STATED TASK
Write out each record again exactly as it stands.

ROWS
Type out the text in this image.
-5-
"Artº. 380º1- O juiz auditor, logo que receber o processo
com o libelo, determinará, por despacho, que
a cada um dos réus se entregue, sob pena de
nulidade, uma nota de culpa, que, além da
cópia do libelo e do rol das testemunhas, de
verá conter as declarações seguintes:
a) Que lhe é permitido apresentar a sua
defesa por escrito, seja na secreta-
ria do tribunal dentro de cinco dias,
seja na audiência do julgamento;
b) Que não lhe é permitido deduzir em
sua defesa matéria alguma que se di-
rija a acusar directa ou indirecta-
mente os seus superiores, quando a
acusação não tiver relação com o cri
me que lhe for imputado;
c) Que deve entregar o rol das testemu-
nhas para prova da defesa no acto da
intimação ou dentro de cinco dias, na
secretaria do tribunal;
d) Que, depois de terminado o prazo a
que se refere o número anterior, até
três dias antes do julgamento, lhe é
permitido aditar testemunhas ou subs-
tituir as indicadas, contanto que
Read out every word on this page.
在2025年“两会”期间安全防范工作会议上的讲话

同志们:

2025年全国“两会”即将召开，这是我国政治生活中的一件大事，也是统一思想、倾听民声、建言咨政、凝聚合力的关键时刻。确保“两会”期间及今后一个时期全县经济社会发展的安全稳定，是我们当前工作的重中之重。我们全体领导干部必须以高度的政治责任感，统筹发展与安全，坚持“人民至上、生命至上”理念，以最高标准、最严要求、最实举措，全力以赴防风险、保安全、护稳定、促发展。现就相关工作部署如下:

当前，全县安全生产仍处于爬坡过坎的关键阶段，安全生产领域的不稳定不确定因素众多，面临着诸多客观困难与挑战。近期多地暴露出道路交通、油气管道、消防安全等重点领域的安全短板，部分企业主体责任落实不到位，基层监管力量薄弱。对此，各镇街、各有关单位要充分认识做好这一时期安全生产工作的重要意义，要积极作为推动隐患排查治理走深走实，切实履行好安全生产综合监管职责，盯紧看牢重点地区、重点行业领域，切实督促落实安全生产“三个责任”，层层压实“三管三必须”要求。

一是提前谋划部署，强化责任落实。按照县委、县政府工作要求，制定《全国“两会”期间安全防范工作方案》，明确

RESPONSE TO THIS EXERCISE
Type out the text in this image.
-5-
"Artº. 380º1- O juiz auditor, logo que receber o processo
com o libelo, determinará, por despacho, que
a cada um dos réus se entregue, sob pena de
nulidade, uma nota de culpa, que, além da
cópia do libelo e do rol das testemunhas, de
verá conter as declarações seguintes:
a) Que lhe é permitido apresentar a sua
defesa por escrito, seja na secreta-
ria do tribunal dentro de cinco dias,
seja na audiência do julgamento;
b) Que não lhe é permitido deduzir em
sua defesa matéria alguma que se di-
rija a acusar directa ou indirecta-
mente os seus superiores, quando a
acusação não tiver relação com o cri
me que lhe for imputado;
c) Que deve entregar o rol das testemu-
nhas para prova da defesa no acto da
intimação ou dentro de cinco dias, na
secretaria do tribunal;
d) Que, depois de terminado o prazo a
que se refere o número anterior, até
três dias antes do julgamento, lhe é
permitido aditar testemunhas ou subs-
tituir as indicadas, contanto que
Read out every word on this page.
在2025年“两会”期间安全防范工作会议上的讲话

同志们:

2025年全国“两会”即将召开，这是我国政治生活中的一件大事，也是统一思想、倾听民声、建言咨政、凝聚合力的关键时刻。确保“两会”期间及今后一个时期全县经济社会发展的安全稳定，是我们当前工作的重中之重。我们全体领导干部必须以高度的政治责任感，统筹发展与安全，坚持“人民至上、生命至上”理念，以最高标准、最严要求、最实举措，全力以赴防风险、保安全、护稳定、促发展。现就相关工作部署如下:

当前，全县安全生产仍处于爬坡过坎的关键阶段，安全生产领域的不稳定不确定因素众多，面临着诸多客观困难与挑战。近期多地暴露出道路交通、油气管道、消防安全等重点领域的安全短板，部分企业主体责任落实不到位，基层监管力量薄弱。对此，各镇街、各有关单位要充分认识做好这一时期安全生产工作的重要意义，要积极作为推动隐患排查治理走深走实，切实履行好安全生产综合监管职责，盯紧看牢重点地区、重点行业领域，切实督促落实安全生产“三个责任”，层层压实“三管三必须”要求。

一是提前谋划部署，强化责任落实。按照县委、县政府工作要求，制定《全国“两会”期间安全防范工作方案》，明确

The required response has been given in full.